#### Input
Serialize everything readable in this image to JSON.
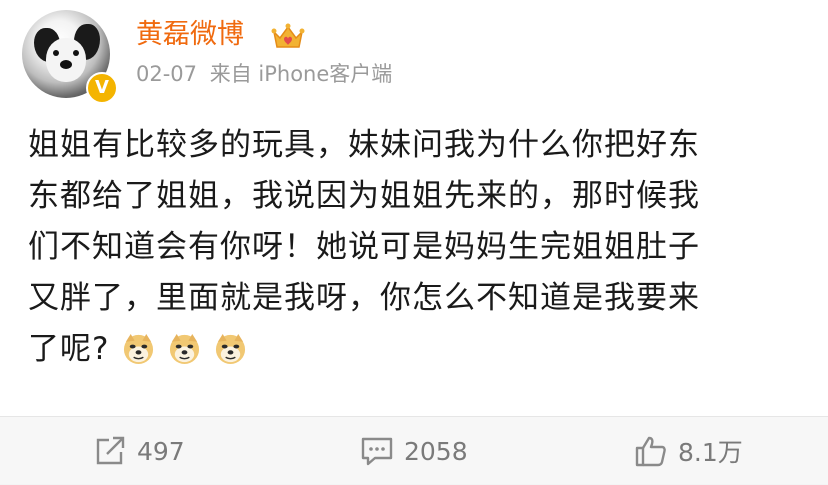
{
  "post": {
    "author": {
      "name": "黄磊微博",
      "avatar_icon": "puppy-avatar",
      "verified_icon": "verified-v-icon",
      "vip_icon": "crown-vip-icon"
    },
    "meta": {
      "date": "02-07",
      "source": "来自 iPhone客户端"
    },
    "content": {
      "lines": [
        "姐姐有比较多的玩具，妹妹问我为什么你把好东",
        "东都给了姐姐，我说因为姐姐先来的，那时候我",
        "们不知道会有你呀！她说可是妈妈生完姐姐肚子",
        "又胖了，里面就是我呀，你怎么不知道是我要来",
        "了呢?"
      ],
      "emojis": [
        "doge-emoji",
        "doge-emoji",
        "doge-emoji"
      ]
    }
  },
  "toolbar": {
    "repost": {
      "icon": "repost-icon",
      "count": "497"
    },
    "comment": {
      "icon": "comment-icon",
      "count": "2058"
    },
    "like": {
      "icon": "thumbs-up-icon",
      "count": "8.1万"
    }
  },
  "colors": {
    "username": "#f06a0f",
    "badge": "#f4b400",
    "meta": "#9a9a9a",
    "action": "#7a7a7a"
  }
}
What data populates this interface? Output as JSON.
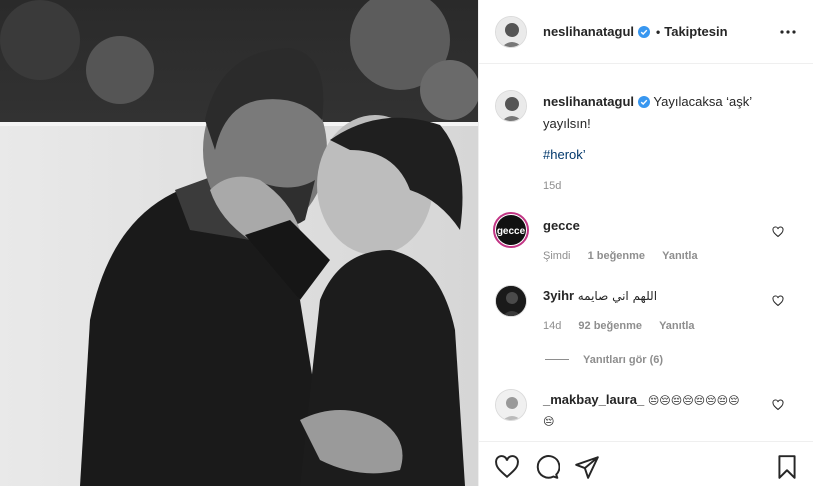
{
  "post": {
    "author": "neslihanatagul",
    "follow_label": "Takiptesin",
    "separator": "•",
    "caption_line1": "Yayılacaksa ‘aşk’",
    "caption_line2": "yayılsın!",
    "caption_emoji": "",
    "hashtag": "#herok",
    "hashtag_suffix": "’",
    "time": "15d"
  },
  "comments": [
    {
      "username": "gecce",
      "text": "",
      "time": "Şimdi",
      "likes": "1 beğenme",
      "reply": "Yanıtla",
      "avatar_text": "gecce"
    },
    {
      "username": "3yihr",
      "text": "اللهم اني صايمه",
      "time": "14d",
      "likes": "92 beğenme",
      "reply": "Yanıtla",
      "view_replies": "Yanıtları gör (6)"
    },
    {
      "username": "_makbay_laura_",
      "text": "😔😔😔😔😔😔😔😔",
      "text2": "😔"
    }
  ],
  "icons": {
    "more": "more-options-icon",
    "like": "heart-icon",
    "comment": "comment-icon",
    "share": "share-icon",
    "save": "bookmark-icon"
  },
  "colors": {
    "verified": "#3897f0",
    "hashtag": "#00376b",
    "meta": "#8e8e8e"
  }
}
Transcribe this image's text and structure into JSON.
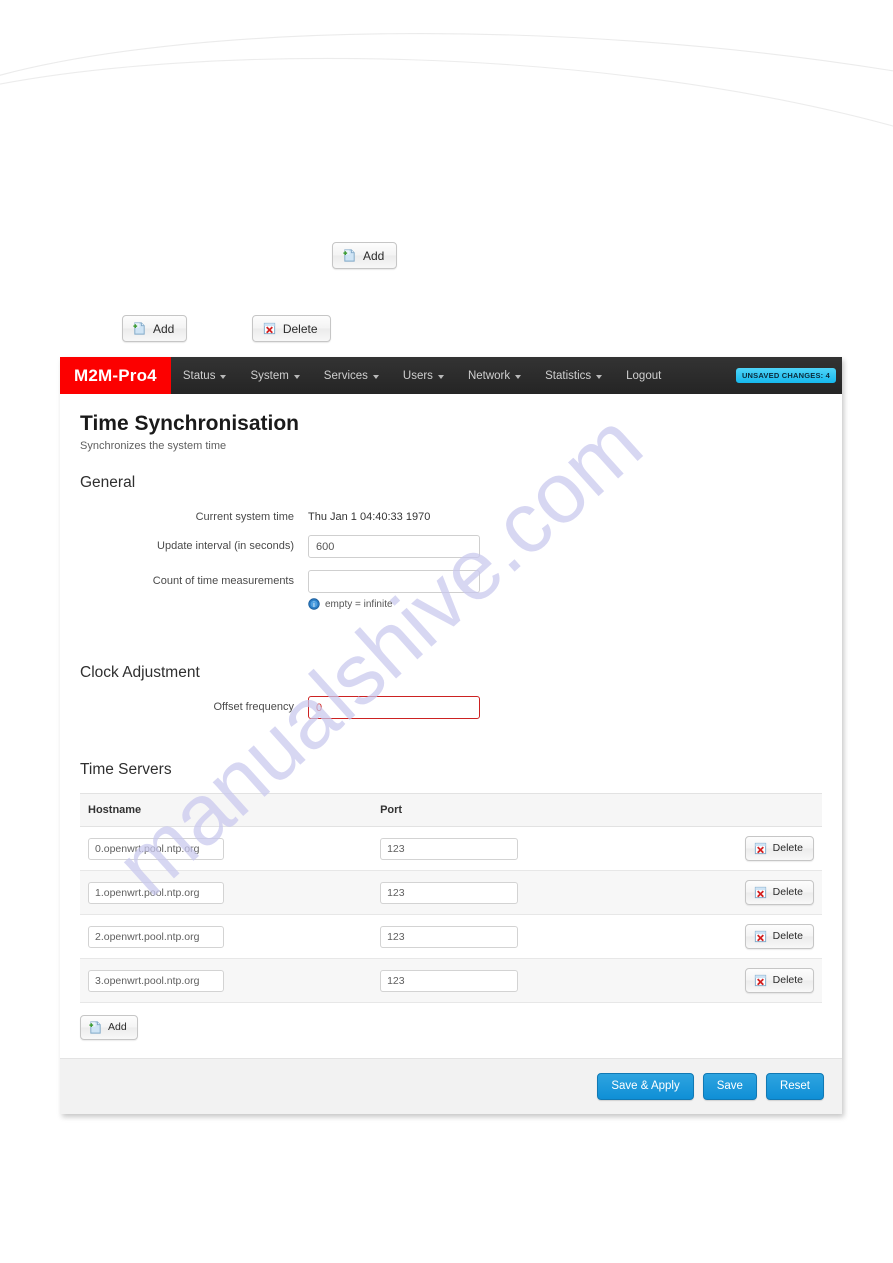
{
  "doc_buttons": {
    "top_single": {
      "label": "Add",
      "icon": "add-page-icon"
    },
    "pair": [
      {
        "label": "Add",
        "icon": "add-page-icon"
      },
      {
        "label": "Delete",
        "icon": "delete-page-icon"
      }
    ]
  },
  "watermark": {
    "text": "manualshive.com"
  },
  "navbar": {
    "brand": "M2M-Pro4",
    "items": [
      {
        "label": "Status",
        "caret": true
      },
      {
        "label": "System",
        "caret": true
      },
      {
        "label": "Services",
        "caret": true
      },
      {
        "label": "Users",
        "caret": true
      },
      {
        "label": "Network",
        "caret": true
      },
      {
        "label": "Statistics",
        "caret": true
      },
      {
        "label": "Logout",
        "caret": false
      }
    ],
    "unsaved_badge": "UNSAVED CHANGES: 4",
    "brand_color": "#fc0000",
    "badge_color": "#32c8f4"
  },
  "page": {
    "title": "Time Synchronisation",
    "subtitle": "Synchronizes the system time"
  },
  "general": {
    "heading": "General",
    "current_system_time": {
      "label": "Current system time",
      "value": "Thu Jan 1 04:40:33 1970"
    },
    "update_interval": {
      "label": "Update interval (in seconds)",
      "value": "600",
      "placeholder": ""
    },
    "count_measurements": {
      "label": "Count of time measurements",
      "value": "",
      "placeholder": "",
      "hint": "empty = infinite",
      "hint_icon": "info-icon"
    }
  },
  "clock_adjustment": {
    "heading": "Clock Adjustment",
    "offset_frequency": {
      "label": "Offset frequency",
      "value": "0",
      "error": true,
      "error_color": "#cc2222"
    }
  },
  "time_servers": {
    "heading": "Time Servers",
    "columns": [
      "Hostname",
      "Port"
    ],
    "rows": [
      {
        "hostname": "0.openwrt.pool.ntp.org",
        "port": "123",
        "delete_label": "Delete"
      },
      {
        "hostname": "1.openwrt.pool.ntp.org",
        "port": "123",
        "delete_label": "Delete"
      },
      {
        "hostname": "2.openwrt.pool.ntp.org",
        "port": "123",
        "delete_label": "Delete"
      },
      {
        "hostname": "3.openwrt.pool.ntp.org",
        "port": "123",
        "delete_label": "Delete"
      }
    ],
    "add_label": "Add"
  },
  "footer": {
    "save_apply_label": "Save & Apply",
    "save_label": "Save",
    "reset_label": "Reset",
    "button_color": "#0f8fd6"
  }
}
########
#### Input
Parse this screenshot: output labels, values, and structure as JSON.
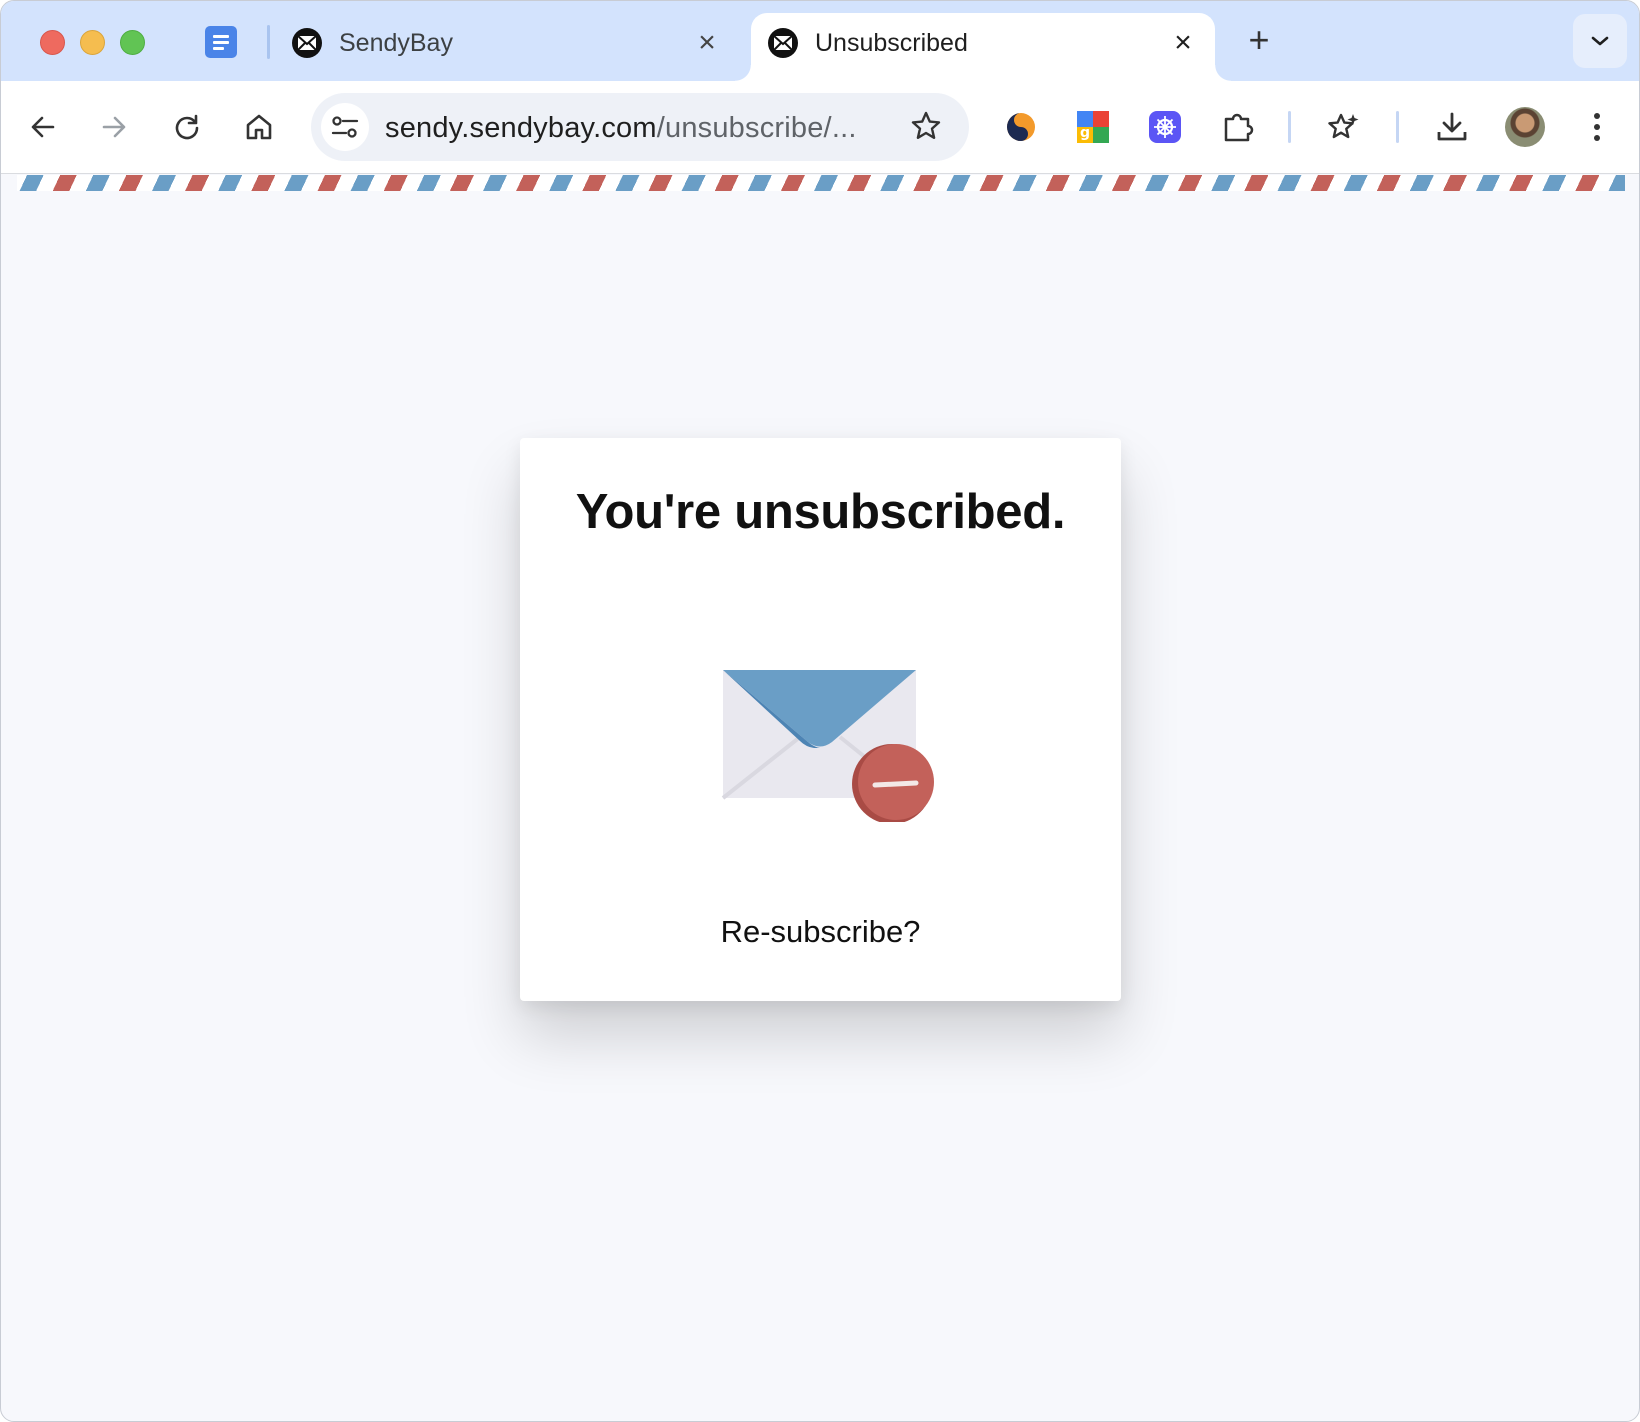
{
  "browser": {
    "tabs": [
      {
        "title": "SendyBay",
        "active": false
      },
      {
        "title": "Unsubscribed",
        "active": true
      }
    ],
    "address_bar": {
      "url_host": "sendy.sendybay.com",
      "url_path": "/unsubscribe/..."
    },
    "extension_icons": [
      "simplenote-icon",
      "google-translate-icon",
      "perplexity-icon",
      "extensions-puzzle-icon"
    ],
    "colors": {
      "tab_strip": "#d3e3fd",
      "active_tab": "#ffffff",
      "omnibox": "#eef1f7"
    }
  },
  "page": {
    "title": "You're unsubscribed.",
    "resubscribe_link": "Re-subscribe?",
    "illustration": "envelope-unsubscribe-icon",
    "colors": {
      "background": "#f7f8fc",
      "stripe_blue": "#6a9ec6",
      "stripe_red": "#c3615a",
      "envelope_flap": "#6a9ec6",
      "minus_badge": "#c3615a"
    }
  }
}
########
Counting only lines of the data above that hold "structure", report the total and nothing else.

■ Exercise solution
2